TASK – Type out the material below exactly.

[Items from a data source]

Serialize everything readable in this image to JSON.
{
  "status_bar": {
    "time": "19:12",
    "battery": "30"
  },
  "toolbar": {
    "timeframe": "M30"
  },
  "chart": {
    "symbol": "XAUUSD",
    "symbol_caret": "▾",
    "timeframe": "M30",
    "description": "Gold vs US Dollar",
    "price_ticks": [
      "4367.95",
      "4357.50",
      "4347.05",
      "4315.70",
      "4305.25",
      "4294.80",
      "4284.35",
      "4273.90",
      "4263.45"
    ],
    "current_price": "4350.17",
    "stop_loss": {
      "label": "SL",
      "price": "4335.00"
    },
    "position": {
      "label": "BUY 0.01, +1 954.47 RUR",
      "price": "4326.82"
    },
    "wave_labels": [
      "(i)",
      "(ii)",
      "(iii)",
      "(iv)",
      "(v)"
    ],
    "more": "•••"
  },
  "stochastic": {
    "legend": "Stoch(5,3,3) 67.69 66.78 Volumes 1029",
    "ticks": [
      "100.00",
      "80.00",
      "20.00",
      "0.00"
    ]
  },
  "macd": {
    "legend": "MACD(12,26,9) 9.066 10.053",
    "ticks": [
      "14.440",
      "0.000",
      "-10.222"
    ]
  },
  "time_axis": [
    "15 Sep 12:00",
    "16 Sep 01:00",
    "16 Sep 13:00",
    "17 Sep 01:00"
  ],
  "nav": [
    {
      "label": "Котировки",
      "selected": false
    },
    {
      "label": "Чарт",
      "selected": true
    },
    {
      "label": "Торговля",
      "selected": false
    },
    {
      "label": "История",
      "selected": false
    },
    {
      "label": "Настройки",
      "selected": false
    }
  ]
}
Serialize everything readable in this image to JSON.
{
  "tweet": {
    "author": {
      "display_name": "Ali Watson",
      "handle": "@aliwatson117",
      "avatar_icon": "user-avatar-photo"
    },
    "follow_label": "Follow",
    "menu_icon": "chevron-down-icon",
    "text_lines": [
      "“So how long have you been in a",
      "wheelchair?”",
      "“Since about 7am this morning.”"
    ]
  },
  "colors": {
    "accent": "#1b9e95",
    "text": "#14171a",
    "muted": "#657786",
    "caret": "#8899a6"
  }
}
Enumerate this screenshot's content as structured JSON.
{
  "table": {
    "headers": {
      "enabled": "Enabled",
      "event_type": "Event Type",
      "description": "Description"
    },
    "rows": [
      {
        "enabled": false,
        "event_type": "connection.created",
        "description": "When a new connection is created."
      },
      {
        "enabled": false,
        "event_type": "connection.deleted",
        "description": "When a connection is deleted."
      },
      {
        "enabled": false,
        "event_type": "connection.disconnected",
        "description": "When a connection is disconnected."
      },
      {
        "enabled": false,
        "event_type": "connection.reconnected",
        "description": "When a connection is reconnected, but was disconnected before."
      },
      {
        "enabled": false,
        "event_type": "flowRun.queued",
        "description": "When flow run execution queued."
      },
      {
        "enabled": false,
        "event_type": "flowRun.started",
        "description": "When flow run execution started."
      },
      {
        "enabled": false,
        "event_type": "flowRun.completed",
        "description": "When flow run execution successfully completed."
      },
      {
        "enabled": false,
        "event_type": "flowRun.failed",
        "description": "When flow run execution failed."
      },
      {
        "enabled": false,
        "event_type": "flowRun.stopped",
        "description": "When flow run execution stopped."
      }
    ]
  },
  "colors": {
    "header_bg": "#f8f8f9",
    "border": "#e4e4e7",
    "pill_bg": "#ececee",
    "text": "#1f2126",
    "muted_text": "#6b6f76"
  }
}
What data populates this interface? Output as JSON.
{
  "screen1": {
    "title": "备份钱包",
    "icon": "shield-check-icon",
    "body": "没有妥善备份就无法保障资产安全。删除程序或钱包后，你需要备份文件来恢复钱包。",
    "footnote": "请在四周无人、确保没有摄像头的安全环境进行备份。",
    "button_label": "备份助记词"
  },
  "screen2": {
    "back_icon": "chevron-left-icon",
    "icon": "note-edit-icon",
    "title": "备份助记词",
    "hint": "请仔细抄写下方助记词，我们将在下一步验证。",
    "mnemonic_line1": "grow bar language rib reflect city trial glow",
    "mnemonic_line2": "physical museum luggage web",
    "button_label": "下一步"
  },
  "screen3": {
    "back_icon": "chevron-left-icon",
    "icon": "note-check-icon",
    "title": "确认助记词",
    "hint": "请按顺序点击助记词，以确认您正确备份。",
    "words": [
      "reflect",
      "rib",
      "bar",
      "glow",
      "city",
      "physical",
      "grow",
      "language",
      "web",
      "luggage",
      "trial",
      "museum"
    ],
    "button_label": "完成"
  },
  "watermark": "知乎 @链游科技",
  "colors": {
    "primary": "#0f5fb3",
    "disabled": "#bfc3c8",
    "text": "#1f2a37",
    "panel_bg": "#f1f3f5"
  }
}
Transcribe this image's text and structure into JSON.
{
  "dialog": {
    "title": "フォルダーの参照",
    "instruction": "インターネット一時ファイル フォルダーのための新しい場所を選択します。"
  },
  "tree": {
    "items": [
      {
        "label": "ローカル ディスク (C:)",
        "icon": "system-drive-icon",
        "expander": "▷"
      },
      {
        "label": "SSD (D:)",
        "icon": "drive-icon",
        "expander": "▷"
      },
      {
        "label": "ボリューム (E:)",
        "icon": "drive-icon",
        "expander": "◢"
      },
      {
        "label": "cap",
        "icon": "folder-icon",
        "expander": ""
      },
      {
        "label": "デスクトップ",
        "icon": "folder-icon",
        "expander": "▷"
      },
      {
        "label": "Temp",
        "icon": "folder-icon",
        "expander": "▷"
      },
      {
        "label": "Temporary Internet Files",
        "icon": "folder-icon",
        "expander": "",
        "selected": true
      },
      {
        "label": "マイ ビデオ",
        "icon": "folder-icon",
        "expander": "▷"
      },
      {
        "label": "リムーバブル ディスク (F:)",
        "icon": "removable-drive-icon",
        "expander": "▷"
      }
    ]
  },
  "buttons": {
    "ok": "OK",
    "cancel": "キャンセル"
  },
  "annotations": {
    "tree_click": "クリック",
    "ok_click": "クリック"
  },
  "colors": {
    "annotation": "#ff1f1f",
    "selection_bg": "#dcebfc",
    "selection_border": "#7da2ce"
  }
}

REPLY –
Serialize everything readable in this image to JSON.
{
  "status_bar": {
    "time": "19:12",
    "battery": "30"
  },
  "toolbar": {
    "timeframe": "M30"
  },
  "chart": {
    "symbol": "XAUUSD",
    "symbol_caret": "▾",
    "timeframe": "M30",
    "description": "Gold vs US Dollar",
    "price_ticks": [
      "4367.95",
      "4357.50",
      "4347.05",
      "4315.70",
      "4305.25",
      "4294.80",
      "4284.35",
      "4273.90",
      "4263.45"
    ],
    "current_price": "4350.17",
    "stop_loss": {
      "label": "SL",
      "price": "4335.00"
    },
    "position": {
      "label": "BUY 0.01, +1 954.47 RUR",
      "price": "4326.82"
    },
    "wave_labels": [
      "(i)",
      "(ii)",
      "(iii)",
      "(iv)",
      "(v)"
    ],
    "more": "•••"
  },
  "stochastic": {
    "legend": "Stoch(5,3,3) 67.69 66.78 Volumes 1029",
    "ticks": [
      "100.00",
      "80.00",
      "20.00",
      "0.00"
    ]
  },
  "macd": {
    "legend": "MACD(12,26,9) 9.066 10.053",
    "ticks": [
      "14.440",
      "0.000",
      "-10.222"
    ]
  },
  "time_axis": [
    "15 Sep 12:00",
    "16 Sep 01:00",
    "16 Sep 13:00",
    "17 Sep 01:00"
  ],
  "nav": [
    {
      "label": "Котировки",
      "selected": false
    },
    {
      "label": "Чарт",
      "selected": true
    },
    {
      "label": "Торговля",
      "selected": false
    },
    {
      "label": "История",
      "selected": false
    },
    {
      "label": "Настройки",
      "selected": false
    }
  ]
}
Serialize everything readable in this image to JSON.
{
  "tweet": {
    "author": {
      "display_name": "Ali Watson",
      "handle": "@aliwatson117",
      "avatar_icon": "user-avatar-photo"
    },
    "follow_label": "Follow",
    "menu_icon": "chevron-down-icon",
    "text_lines": [
      "“So how long have you been in a",
      "wheelchair?”",
      "“Since about 7am this morning.”"
    ]
  },
  "colors": {
    "accent": "#1b9e95",
    "text": "#14171a",
    "muted": "#657786",
    "caret": "#8899a6"
  }
}
Enumerate this screenshot's content as structured JSON.
{
  "table": {
    "headers": {
      "enabled": "Enabled",
      "event_type": "Event Type",
      "description": "Description"
    },
    "rows": [
      {
        "enabled": false,
        "event_type": "connection.created",
        "description": "When a new connection is created."
      },
      {
        "enabled": false,
        "event_type": "connection.deleted",
        "description": "When a connection is deleted."
      },
      {
        "enabled": false,
        "event_type": "connection.disconnected",
        "description": "When a connection is disconnected."
      },
      {
        "enabled": false,
        "event_type": "connection.reconnected",
        "description": "When a connection is reconnected, but was disconnected before."
      },
      {
        "enabled": false,
        "event_type": "flowRun.queued",
        "description": "When flow run execution queued."
      },
      {
        "enabled": false,
        "event_type": "flowRun.started",
        "description": "When flow run execution started."
      },
      {
        "enabled": false,
        "event_type": "flowRun.completed",
        "description": "When flow run execution successfully completed."
      },
      {
        "enabled": false,
        "event_type": "flowRun.failed",
        "description": "When flow run execution failed."
      },
      {
        "enabled": false,
        "event_type": "flowRun.stopped",
        "description": "When flow run execution stopped."
      }
    ]
  },
  "colors": {
    "header_bg": "#f8f8f9",
    "border": "#e4e4e7",
    "pill_bg": "#ececee",
    "text": "#1f2126",
    "muted_text": "#6b6f76"
  }
}
What data populates this interface? Output as JSON.
{
  "screen1": {
    "title": "备份钱包",
    "icon": "shield-check-icon",
    "body": "没有妥善备份就无法保障资产安全。删除程序或钱包后，你需要备份文件来恢复钱包。",
    "footnote": "请在四周无人、确保没有摄像头的安全环境进行备份。",
    "button_label": "备份助记词"
  },
  "screen2": {
    "back_icon": "chevron-left-icon",
    "icon": "note-edit-icon",
    "title": "备份助记词",
    "hint": "请仔细抄写下方助记词，我们将在下一步验证。",
    "mnemonic_line1": "grow bar language rib reflect city trial glow",
    "mnemonic_line2": "physical museum luggage web",
    "button_label": "下一步"
  },
  "screen3": {
    "back_icon": "chevron-left-icon",
    "icon": "note-check-icon",
    "title": "确认助记词",
    "hint": "请按顺序点击助记词，以确认您正确备份。",
    "words": [
      "reflect",
      "rib",
      "bar",
      "glow",
      "city",
      "physical",
      "grow",
      "language",
      "web",
      "luggage",
      "trial",
      "museum"
    ],
    "button_label": "完成"
  },
  "watermark": "知乎 @链游科技",
  "colors": {
    "primary": "#0f5fb3",
    "disabled": "#bfc3c8",
    "text": "#1f2a37",
    "panel_bg": "#f1f3f5"
  }
}
Transcribe this image's text and structure into JSON.
{
  "dialog": {
    "title": "フォルダーの参照",
    "instruction": "インターネット一時ファイル フォルダーのための新しい場所を選択します。"
  },
  "tree": {
    "items": [
      {
        "label": "ローカル ディスク (C:)",
        "icon": "system-drive-icon",
        "expander": "▷"
      },
      {
        "label": "SSD (D:)",
        "icon": "drive-icon",
        "expander": "▷"
      },
      {
        "label": "ボリューム (E:)",
        "icon": "drive-icon",
        "expander": "◢"
      },
      {
        "label": "cap",
        "icon": "folder-icon",
        "expander": ""
      },
      {
        "label": "デスクトップ",
        "icon": "folder-icon",
        "expander": "▷"
      },
      {
        "label": "Temp",
        "icon": "folder-icon",
        "expander": "▷"
      },
      {
        "label": "Temporary Internet Files",
        "icon": "folder-icon",
        "expander": "",
        "selected": true
      },
      {
        "label": "マイ ビデオ",
        "icon": "folder-icon",
        "expander": "▷"
      },
      {
        "label": "リムーバブル ディスク (F:)",
        "icon": "removable-drive-icon",
        "expander": "▷"
      }
    ]
  },
  "buttons": {
    "ok": "OK",
    "cancel": "キャンセル"
  },
  "annotations": {
    "tree_click": "クリック",
    "ok_click": "クリック"
  },
  "colors": {
    "annotation": "#ff1f1f",
    "selection_bg": "#dcebfc",
    "selection_border": "#7da2ce"
  }
}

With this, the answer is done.